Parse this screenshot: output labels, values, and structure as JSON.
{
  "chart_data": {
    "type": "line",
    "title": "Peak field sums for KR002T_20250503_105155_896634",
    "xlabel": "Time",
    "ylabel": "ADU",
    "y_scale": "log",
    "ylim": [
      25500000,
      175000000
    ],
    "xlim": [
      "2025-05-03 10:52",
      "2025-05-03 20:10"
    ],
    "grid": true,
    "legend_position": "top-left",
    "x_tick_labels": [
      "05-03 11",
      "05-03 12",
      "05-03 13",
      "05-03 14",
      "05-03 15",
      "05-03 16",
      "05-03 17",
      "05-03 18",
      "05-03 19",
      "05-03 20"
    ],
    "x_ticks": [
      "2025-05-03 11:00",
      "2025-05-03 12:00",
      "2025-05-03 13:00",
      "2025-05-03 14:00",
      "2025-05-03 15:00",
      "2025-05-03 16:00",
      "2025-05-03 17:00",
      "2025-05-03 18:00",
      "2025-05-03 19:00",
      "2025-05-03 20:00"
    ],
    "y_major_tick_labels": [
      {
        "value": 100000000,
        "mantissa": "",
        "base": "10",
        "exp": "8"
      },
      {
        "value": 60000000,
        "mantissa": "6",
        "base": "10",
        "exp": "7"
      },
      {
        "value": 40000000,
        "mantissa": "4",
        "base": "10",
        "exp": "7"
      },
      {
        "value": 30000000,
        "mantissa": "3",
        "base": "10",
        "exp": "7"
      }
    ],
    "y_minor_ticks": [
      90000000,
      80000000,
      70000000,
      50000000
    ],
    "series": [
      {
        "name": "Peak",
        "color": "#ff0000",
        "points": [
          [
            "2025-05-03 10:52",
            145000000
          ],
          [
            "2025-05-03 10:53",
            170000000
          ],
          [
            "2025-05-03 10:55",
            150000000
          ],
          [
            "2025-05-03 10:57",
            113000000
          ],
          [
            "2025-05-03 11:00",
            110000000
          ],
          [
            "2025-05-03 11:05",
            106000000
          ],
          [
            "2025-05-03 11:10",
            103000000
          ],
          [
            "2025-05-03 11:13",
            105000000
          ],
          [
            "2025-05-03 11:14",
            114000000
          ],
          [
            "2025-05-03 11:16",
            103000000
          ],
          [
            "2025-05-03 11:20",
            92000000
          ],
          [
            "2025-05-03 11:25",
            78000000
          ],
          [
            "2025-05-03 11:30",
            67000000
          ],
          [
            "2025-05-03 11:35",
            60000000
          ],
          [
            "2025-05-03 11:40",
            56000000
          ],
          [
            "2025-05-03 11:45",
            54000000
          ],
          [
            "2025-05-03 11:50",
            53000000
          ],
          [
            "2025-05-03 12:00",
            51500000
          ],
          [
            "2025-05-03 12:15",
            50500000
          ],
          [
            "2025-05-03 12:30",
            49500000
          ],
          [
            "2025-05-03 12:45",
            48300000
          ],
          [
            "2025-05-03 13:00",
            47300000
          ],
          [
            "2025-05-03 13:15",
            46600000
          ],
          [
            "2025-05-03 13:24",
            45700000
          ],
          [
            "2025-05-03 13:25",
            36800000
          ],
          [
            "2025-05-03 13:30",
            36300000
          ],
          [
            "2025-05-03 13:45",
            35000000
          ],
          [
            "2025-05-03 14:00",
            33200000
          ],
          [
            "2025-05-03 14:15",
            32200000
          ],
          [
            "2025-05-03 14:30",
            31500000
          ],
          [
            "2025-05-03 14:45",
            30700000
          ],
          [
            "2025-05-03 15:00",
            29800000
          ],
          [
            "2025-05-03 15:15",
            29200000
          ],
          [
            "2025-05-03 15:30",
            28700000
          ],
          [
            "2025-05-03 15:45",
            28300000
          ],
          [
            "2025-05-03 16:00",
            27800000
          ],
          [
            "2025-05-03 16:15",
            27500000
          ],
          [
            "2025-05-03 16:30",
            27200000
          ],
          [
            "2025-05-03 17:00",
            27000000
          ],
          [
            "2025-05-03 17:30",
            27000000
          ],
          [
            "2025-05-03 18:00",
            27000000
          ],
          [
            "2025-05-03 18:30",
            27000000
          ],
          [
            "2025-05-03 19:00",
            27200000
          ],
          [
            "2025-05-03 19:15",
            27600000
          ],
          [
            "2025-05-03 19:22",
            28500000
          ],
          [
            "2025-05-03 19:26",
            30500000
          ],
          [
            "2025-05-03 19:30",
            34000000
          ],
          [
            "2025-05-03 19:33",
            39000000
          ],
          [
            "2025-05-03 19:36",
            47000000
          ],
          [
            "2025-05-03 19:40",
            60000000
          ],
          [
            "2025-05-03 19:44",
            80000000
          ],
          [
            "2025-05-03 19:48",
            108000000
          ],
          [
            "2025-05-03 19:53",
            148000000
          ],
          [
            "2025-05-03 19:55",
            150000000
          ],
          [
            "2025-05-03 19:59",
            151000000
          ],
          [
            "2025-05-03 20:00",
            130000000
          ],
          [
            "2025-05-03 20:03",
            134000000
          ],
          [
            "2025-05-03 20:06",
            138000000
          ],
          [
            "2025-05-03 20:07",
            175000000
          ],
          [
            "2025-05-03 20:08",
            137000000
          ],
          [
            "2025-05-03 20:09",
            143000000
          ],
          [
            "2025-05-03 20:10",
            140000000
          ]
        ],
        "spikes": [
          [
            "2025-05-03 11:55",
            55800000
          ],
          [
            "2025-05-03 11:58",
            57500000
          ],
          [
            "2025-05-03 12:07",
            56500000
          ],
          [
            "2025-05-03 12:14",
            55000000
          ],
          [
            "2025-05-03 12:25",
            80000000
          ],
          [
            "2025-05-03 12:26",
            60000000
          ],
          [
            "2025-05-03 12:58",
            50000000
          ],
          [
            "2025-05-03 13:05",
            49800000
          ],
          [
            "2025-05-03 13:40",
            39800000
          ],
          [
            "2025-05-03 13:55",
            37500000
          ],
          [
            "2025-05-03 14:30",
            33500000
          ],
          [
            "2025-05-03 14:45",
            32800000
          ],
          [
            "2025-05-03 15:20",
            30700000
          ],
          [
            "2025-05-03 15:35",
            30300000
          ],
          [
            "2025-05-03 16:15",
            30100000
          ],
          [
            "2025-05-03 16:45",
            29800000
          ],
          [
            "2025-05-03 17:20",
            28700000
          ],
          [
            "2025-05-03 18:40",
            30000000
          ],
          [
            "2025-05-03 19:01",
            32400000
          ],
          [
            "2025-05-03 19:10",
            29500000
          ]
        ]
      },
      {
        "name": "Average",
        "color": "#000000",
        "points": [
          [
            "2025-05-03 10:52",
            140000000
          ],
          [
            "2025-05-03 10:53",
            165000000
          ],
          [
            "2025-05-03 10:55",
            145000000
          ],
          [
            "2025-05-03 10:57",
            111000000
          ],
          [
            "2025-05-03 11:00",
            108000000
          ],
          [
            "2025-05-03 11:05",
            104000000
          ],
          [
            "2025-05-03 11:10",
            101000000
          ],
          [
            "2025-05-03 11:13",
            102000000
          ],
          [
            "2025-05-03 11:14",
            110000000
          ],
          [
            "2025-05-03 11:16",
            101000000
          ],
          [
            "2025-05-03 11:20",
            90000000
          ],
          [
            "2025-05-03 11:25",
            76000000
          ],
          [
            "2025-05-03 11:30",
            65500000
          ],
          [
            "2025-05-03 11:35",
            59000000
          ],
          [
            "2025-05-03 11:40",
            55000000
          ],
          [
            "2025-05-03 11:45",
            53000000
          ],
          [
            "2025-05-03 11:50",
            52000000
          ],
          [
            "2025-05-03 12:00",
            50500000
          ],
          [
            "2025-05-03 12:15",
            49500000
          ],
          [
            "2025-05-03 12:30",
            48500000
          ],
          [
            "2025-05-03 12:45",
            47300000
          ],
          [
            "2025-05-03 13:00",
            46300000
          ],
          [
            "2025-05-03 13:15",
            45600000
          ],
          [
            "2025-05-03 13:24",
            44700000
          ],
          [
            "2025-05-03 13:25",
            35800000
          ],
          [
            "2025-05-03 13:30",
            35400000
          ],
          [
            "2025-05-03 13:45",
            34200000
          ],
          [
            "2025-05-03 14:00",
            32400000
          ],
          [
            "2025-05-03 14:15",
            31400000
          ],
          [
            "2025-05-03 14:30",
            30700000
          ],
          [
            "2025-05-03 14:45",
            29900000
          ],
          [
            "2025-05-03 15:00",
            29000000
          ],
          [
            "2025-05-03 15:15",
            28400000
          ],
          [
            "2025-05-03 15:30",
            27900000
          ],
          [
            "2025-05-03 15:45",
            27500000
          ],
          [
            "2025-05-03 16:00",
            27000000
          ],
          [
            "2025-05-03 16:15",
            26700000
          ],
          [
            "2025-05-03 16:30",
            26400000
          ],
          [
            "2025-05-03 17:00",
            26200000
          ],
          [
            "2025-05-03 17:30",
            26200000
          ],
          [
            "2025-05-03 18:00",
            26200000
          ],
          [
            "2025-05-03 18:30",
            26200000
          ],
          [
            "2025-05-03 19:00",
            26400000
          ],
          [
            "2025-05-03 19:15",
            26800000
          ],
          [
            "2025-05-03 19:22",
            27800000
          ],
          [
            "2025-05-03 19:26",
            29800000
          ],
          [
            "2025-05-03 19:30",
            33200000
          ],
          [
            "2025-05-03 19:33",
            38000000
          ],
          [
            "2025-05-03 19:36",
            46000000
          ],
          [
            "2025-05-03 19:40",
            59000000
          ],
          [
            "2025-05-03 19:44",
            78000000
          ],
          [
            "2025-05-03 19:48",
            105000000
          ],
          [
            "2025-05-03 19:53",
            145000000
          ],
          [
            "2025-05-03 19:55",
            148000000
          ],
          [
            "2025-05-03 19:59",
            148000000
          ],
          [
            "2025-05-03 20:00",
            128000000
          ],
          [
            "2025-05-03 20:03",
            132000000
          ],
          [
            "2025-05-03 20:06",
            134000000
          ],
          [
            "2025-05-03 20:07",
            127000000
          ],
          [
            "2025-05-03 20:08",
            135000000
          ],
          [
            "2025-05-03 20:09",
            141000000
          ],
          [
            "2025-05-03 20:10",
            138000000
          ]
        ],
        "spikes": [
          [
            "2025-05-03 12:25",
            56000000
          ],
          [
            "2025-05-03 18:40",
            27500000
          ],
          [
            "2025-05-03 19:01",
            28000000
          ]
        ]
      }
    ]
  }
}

○ ○ ○ ○

◆ Task directions ◆
Check each line above for the string "Peak" and show the ones that have it.

◆ Output for this exercise ◆
    "title": "Peak field sums for KR002T_20250503_105155_896634",
        "name": "Peak",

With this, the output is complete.